> _GOAL_
Every record must be repeated exactly, with no omission.

#### PROVIDED RECORDS ####

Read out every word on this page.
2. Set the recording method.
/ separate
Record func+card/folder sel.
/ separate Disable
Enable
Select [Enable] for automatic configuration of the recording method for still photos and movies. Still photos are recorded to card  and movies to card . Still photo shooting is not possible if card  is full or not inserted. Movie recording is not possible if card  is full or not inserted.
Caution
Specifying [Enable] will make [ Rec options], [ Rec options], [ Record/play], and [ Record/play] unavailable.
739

####

> _WRITTEN SOLUTION_
Read out every word on this page.
2. Set the recording method.
/ separate
Record func+card/folder sel.
/ separate Disable
Enable
Select [Enable] for automatic configuration of the recording method for still photos and movies. Still photos are recorded to card  and movies to card . Still photo shooting is not possible if card  is full or not inserted. Movie recording is not possible if card  is full or not inserted.
Caution
Specifying [Enable] will make [ Rec options], [ Rec options], [ Record/play], and [ Record/play] unavailable.
739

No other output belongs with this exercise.